§ **WHAT TO DO**:
Every record must be transcribed in its entirety, apart from the images, which are to be omitted.

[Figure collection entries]
*****
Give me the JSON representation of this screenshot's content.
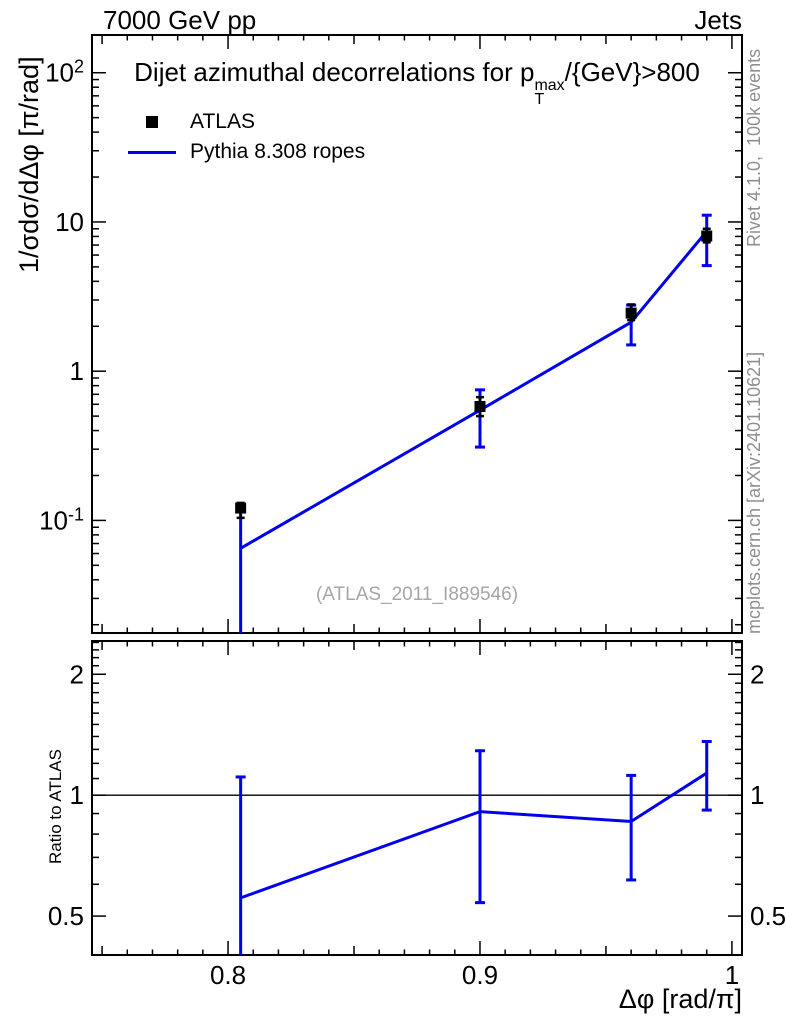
{
  "header": {
    "left": "7000 GeV pp",
    "right": "Jets"
  },
  "title": {
    "pre": "Dijet azimuthal decorrelations for p",
    "sup": "max",
    "sub": "T",
    "post": "/{GeV}>800"
  },
  "legend": {
    "items": [
      {
        "label": "ATLAS",
        "marker": "black-square",
        "color": "#000000"
      },
      {
        "label": "Pythia 8.308 ropes",
        "marker": "blue-line",
        "color": "#0000ee"
      }
    ]
  },
  "axes": {
    "y_label_main": "1/σdσ/dΔφ [π/rad]",
    "y_label_ratio": "Ratio to ATLAS",
    "x_label": "Δφ [rad/π]"
  },
  "side_texts": {
    "rivet": "Rivet 4.1.0,  100k events",
    "mcplots": "mcplots.cern.ch [arXiv:2401.10621]"
  },
  "watermark": "(ATLAS_2011_I889546)",
  "colors": {
    "mc_line": "#0000ee",
    "data_marker": "#000000",
    "frame": "#000000",
    "side_text": "#8f8f8f",
    "watermark": "#a6a6a6"
  },
  "chart_data": {
    "type": "line",
    "title": "Dijet azimuthal decorrelations for pT^max/{GeV}>800",
    "x_axis": {
      "label": "Δφ [rad/π]",
      "range": [
        0.746,
        1.004
      ],
      "major_ticks": [
        0.8,
        0.9,
        1.0
      ],
      "major_tick_labels": [
        "0.8",
        "0.9",
        "1"
      ],
      "medium_step": 0.05,
      "minor_step": 0.01
    },
    "main_panel": {
      "y_scale": "log",
      "y_range": [
        0.0176,
        179
      ],
      "y_label": "1/σdσ/dΔφ [π/rad]",
      "y_major_ticks": [
        {
          "v": 100,
          "base": "10",
          "exp": "2"
        },
        {
          "v": 10,
          "base": "10",
          "exp": ""
        },
        {
          "v": 1,
          "base": "1",
          "exp": ""
        },
        {
          "v": 0.1,
          "base": "10",
          "exp": "-1"
        }
      ],
      "series": [
        {
          "name": "ATLAS",
          "type": "points",
          "color": "#000000",
          "marker": "square",
          "x": [
            0.805,
            0.9,
            0.96,
            0.99
          ],
          "y": [
            0.121,
            0.58,
            2.45,
            8.05
          ],
          "y_err_low": [
            0.104,
            0.5,
            2.2,
            7.3
          ],
          "y_err_high": [
            0.131,
            0.67,
            2.8,
            9.0
          ]
        },
        {
          "name": "Pythia 8.308 ropes",
          "type": "line",
          "color": "#0000ee",
          "x": [
            0.805,
            0.9,
            0.96,
            0.99
          ],
          "y": [
            0.065,
            0.548,
            2.13,
            8.66
          ],
          "y_err_low": [
            0.017,
            0.31,
            1.5,
            5.1
          ],
          "y_err_high": [
            0.126,
            0.75,
            2.77,
            11.1
          ]
        }
      ]
    },
    "ratio_panel": {
      "y_scale": "log",
      "y_range": [
        0.4,
        2.42
      ],
      "y_label": "Ratio to ATLAS",
      "reference_line": 1,
      "y_major_ticks": [
        {
          "v": 2,
          "label": "2"
        },
        {
          "v": 1,
          "label": "1"
        },
        {
          "v": 0.5,
          "label": "0.5"
        }
      ],
      "series": [
        {
          "name": "Pythia 8.308 ropes / ATLAS",
          "type": "line",
          "color": "#0000ee",
          "x": [
            0.805,
            0.9,
            0.96,
            0.99
          ],
          "y": [
            0.555,
            0.91,
            0.86,
            1.135
          ],
          "y_err_low": [
            0.33,
            0.54,
            0.615,
            0.918
          ],
          "y_err_high": [
            1.11,
            1.29,
            1.12,
            1.36
          ]
        }
      ]
    }
  }
}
*****
§ **RESPONSE TO THE TASK**:
Give me the JSON representation of this screenshot's content.
{
  "header": {
    "left": "7000 GeV pp",
    "right": "Jets"
  },
  "title": {
    "pre": "Dijet azimuthal decorrelations for p",
    "sup": "max",
    "sub": "T",
    "post": "/{GeV}>800"
  },
  "legend": {
    "items": [
      {
        "label": "ATLAS",
        "marker": "black-square",
        "color": "#000000"
      },
      {
        "label": "Pythia 8.308 ropes",
        "marker": "blue-line",
        "color": "#0000ee"
      }
    ]
  },
  "axes": {
    "y_label_main": "1/σdσ/dΔφ [π/rad]",
    "y_label_ratio": "Ratio to ATLAS",
    "x_label": "Δφ [rad/π]"
  },
  "side_texts": {
    "rivet": "Rivet 4.1.0,  100k events",
    "mcplots": "mcplots.cern.ch [arXiv:2401.10621]"
  },
  "watermark": "(ATLAS_2011_I889546)",
  "colors": {
    "mc_line": "#0000ee",
    "data_marker": "#000000",
    "frame": "#000000",
    "side_text": "#8f8f8f",
    "watermark": "#a6a6a6"
  },
  "chart_data": {
    "type": "line",
    "title": "Dijet azimuthal decorrelations for pT^max/{GeV}>800",
    "x_axis": {
      "label": "Δφ [rad/π]",
      "range": [
        0.746,
        1.004
      ],
      "major_ticks": [
        0.8,
        0.9,
        1.0
      ],
      "major_tick_labels": [
        "0.8",
        "0.9",
        "1"
      ],
      "medium_step": 0.05,
      "minor_step": 0.01
    },
    "main_panel": {
      "y_scale": "log",
      "y_range": [
        0.0176,
        179
      ],
      "y_label": "1/σdσ/dΔφ [π/rad]",
      "y_major_ticks": [
        {
          "v": 100,
          "base": "10",
          "exp": "2"
        },
        {
          "v": 10,
          "base": "10",
          "exp": ""
        },
        {
          "v": 1,
          "base": "1",
          "exp": ""
        },
        {
          "v": 0.1,
          "base": "10",
          "exp": "-1"
        }
      ],
      "series": [
        {
          "name": "ATLAS",
          "type": "points",
          "color": "#000000",
          "marker": "square",
          "x": [
            0.805,
            0.9,
            0.96,
            0.99
          ],
          "y": [
            0.121,
            0.58,
            2.45,
            8.05
          ],
          "y_err_low": [
            0.104,
            0.5,
            2.2,
            7.3
          ],
          "y_err_high": [
            0.131,
            0.67,
            2.8,
            9.0
          ]
        },
        {
          "name": "Pythia 8.308 ropes",
          "type": "line",
          "color": "#0000ee",
          "x": [
            0.805,
            0.9,
            0.96,
            0.99
          ],
          "y": [
            0.065,
            0.548,
            2.13,
            8.66
          ],
          "y_err_low": [
            0.017,
            0.31,
            1.5,
            5.1
          ],
          "y_err_high": [
            0.126,
            0.75,
            2.77,
            11.1
          ]
        }
      ]
    },
    "ratio_panel": {
      "y_scale": "log",
      "y_range": [
        0.4,
        2.42
      ],
      "y_label": "Ratio to ATLAS",
      "reference_line": 1,
      "y_major_ticks": [
        {
          "v": 2,
          "label": "2"
        },
        {
          "v": 1,
          "label": "1"
        },
        {
          "v": 0.5,
          "label": "0.5"
        }
      ],
      "series": [
        {
          "name": "Pythia 8.308 ropes / ATLAS",
          "type": "line",
          "color": "#0000ee",
          "x": [
            0.805,
            0.9,
            0.96,
            0.99
          ],
          "y": [
            0.555,
            0.91,
            0.86,
            1.135
          ],
          "y_err_low": [
            0.33,
            0.54,
            0.615,
            0.918
          ],
          "y_err_high": [
            1.11,
            1.29,
            1.12,
            1.36
          ]
        }
      ]
    }
  }
}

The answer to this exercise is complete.